The problem: Give back every entry precisely as written, without any of the images.

Given entries below:

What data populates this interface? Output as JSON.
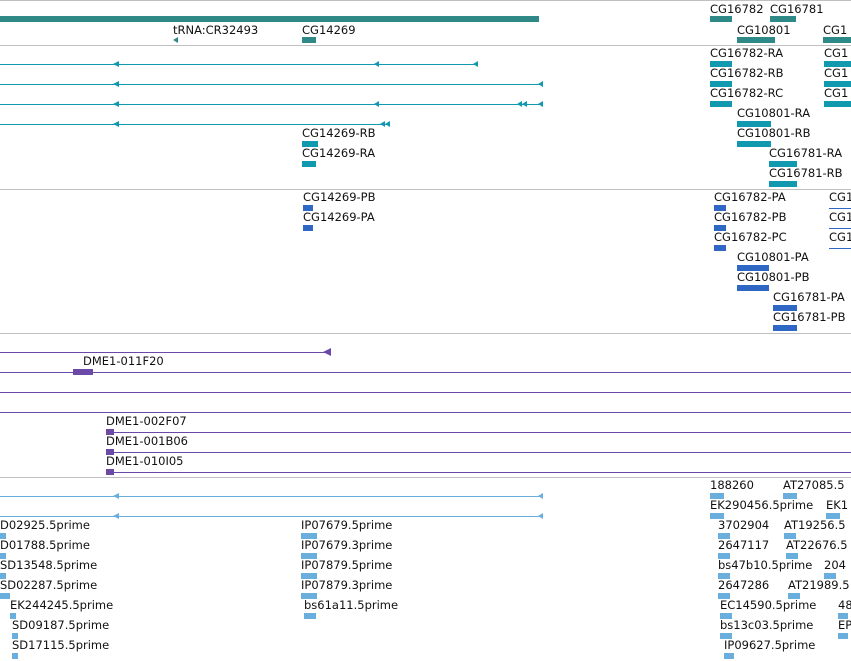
{
  "colors": {
    "gene": "#2f8a87",
    "mrna": "#1199b0",
    "protein": "#2f68c4",
    "clone": "#6a4aa6",
    "est": "#6aaede",
    "separator": "#bfbfbf"
  },
  "tracks": {
    "gene": [
      {
        "id": "g1",
        "label": "tRNA:CR32493"
      },
      {
        "id": "g2",
        "label": "CG14269"
      },
      {
        "id": "g3",
        "label": "CG16782"
      },
      {
        "id": "g4",
        "label": "CG16781"
      },
      {
        "id": "g5",
        "label": "CG10801"
      },
      {
        "id": "g6",
        "label": "CG1"
      }
    ],
    "mrna": [
      {
        "id": "m1",
        "label": "CG16782-RA"
      },
      {
        "id": "m2",
        "label": "CG16782-RB"
      },
      {
        "id": "m3",
        "label": "CG16782-RC"
      },
      {
        "id": "m4",
        "label": "CG10801-RA"
      },
      {
        "id": "m5",
        "label": "CG10801-RB"
      },
      {
        "id": "m6",
        "label": "CG16781-RA"
      },
      {
        "id": "m7",
        "label": "CG16781-RB"
      },
      {
        "id": "m8",
        "label": "CG14269-RB"
      },
      {
        "id": "m9",
        "label": "CG14269-RA"
      },
      {
        "id": "m10",
        "label": "CG1"
      },
      {
        "id": "m11",
        "label": "CG1"
      },
      {
        "id": "m12",
        "label": "CG1"
      }
    ],
    "protein": [
      {
        "id": "p1",
        "label": "CG14269-PB"
      },
      {
        "id": "p2",
        "label": "CG14269-PA"
      },
      {
        "id": "p3",
        "label": "CG16782-PA"
      },
      {
        "id": "p4",
        "label": "CG16782-PB"
      },
      {
        "id": "p5",
        "label": "CG16782-PC"
      },
      {
        "id": "p6",
        "label": "CG10801-PA"
      },
      {
        "id": "p7",
        "label": "CG10801-PB"
      },
      {
        "id": "p8",
        "label": "CG16781-PA"
      },
      {
        "id": "p9",
        "label": "CG16781-PB"
      },
      {
        "id": "p10",
        "label": "CG1"
      },
      {
        "id": "p11",
        "label": "CG1"
      },
      {
        "id": "p12",
        "label": "CG1"
      }
    ],
    "clone": [
      {
        "id": "c1",
        "label": "DME1-011F20"
      },
      {
        "id": "c2",
        "label": "DME1-002F07"
      },
      {
        "id": "c3",
        "label": "DME1-001B06"
      },
      {
        "id": "c4",
        "label": "DME1-010I05"
      }
    ],
    "est": [
      {
        "id": "e1",
        "label": "D02925.5prime"
      },
      {
        "id": "e2",
        "label": "D01788.5prime"
      },
      {
        "id": "e3",
        "label": "SD13548.5prime"
      },
      {
        "id": "e4",
        "label": "SD02287.5prime"
      },
      {
        "id": "e5",
        "label": "EK244245.5prime"
      },
      {
        "id": "e6",
        "label": "SD09187.5prime"
      },
      {
        "id": "e7",
        "label": "SD17115.5prime"
      },
      {
        "id": "e8",
        "label": "IP07679.5prime"
      },
      {
        "id": "e9",
        "label": "IP07679.3prime"
      },
      {
        "id": "e10",
        "label": "IP07879.5prime"
      },
      {
        "id": "e11",
        "label": "IP07879.3prime"
      },
      {
        "id": "e12",
        "label": "bs61a11.5prime"
      },
      {
        "id": "e13",
        "label": "188260"
      },
      {
        "id": "e14",
        "label": "EK290456.5prime"
      },
      {
        "id": "e15",
        "label": "3702904"
      },
      {
        "id": "e16",
        "label": "2647117"
      },
      {
        "id": "e17",
        "label": "bs47b10.5prime"
      },
      {
        "id": "e18",
        "label": "2647286"
      },
      {
        "id": "e19",
        "label": "EC14590.5prime"
      },
      {
        "id": "e20",
        "label": "bs13c03.5prime"
      },
      {
        "id": "e21",
        "label": "IP09627.5prime"
      },
      {
        "id": "e22",
        "label": "AT27085.5"
      },
      {
        "id": "e23",
        "label": "EK1"
      },
      {
        "id": "e24",
        "label": "AT19256.5"
      },
      {
        "id": "e25",
        "label": "AT22676.5"
      },
      {
        "id": "e26",
        "label": "204"
      },
      {
        "id": "e27",
        "label": "AT21989.5"
      },
      {
        "id": "e28",
        "label": "48"
      },
      {
        "id": "e29",
        "label": "EP"
      }
    ]
  }
}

End of Given entries.

Exercise result:
What data populates this interface? Output as JSON.
{
  "colors": {
    "gene": "#2f8a87",
    "mrna": "#1199b0",
    "protein": "#2f68c4",
    "clone": "#6a4aa6",
    "est": "#6aaede",
    "separator": "#bfbfbf"
  },
  "tracks": {
    "gene": [
      {
        "id": "g1",
        "label": "tRNA:CR32493"
      },
      {
        "id": "g2",
        "label": "CG14269"
      },
      {
        "id": "g3",
        "label": "CG16782"
      },
      {
        "id": "g4",
        "label": "CG16781"
      },
      {
        "id": "g5",
        "label": "CG10801"
      },
      {
        "id": "g6",
        "label": "CG1"
      }
    ],
    "mrna": [
      {
        "id": "m1",
        "label": "CG16782-RA"
      },
      {
        "id": "m2",
        "label": "CG16782-RB"
      },
      {
        "id": "m3",
        "label": "CG16782-RC"
      },
      {
        "id": "m4",
        "label": "CG10801-RA"
      },
      {
        "id": "m5",
        "label": "CG10801-RB"
      },
      {
        "id": "m6",
        "label": "CG16781-RA"
      },
      {
        "id": "m7",
        "label": "CG16781-RB"
      },
      {
        "id": "m8",
        "label": "CG14269-RB"
      },
      {
        "id": "m9",
        "label": "CG14269-RA"
      },
      {
        "id": "m10",
        "label": "CG1"
      },
      {
        "id": "m11",
        "label": "CG1"
      },
      {
        "id": "m12",
        "label": "CG1"
      }
    ],
    "protein": [
      {
        "id": "p1",
        "label": "CG14269-PB"
      },
      {
        "id": "p2",
        "label": "CG14269-PA"
      },
      {
        "id": "p3",
        "label": "CG16782-PA"
      },
      {
        "id": "p4",
        "label": "CG16782-PB"
      },
      {
        "id": "p5",
        "label": "CG16782-PC"
      },
      {
        "id": "p6",
        "label": "CG10801-PA"
      },
      {
        "id": "p7",
        "label": "CG10801-PB"
      },
      {
        "id": "p8",
        "label": "CG16781-PA"
      },
      {
        "id": "p9",
        "label": "CG16781-PB"
      },
      {
        "id": "p10",
        "label": "CG1"
      },
      {
        "id": "p11",
        "label": "CG1"
      },
      {
        "id": "p12",
        "label": "CG1"
      }
    ],
    "clone": [
      {
        "id": "c1",
        "label": "DME1-011F20"
      },
      {
        "id": "c2",
        "label": "DME1-002F07"
      },
      {
        "id": "c3",
        "label": "DME1-001B06"
      },
      {
        "id": "c4",
        "label": "DME1-010I05"
      }
    ],
    "est": [
      {
        "id": "e1",
        "label": "D02925.5prime"
      },
      {
        "id": "e2",
        "label": "D01788.5prime"
      },
      {
        "id": "e3",
        "label": "SD13548.5prime"
      },
      {
        "id": "e4",
        "label": "SD02287.5prime"
      },
      {
        "id": "e5",
        "label": "EK244245.5prime"
      },
      {
        "id": "e6",
        "label": "SD09187.5prime"
      },
      {
        "id": "e7",
        "label": "SD17115.5prime"
      },
      {
        "id": "e8",
        "label": "IP07679.5prime"
      },
      {
        "id": "e9",
        "label": "IP07679.3prime"
      },
      {
        "id": "e10",
        "label": "IP07879.5prime"
      },
      {
        "id": "e11",
        "label": "IP07879.3prime"
      },
      {
        "id": "e12",
        "label": "bs61a11.5prime"
      },
      {
        "id": "e13",
        "label": "188260"
      },
      {
        "id": "e14",
        "label": "EK290456.5prime"
      },
      {
        "id": "e15",
        "label": "3702904"
      },
      {
        "id": "e16",
        "label": "2647117"
      },
      {
        "id": "e17",
        "label": "bs47b10.5prime"
      },
      {
        "id": "e18",
        "label": "2647286"
      },
      {
        "id": "e19",
        "label": "EC14590.5prime"
      },
      {
        "id": "e20",
        "label": "bs13c03.5prime"
      },
      {
        "id": "e21",
        "label": "IP09627.5prime"
      },
      {
        "id": "e22",
        "label": "AT27085.5"
      },
      {
        "id": "e23",
        "label": "EK1"
      },
      {
        "id": "e24",
        "label": "AT19256.5"
      },
      {
        "id": "e25",
        "label": "AT22676.5"
      },
      {
        "id": "e26",
        "label": "204"
      },
      {
        "id": "e27",
        "label": "AT21989.5"
      },
      {
        "id": "e28",
        "label": "48"
      },
      {
        "id": "e29",
        "label": "EP"
      }
    ]
  }
}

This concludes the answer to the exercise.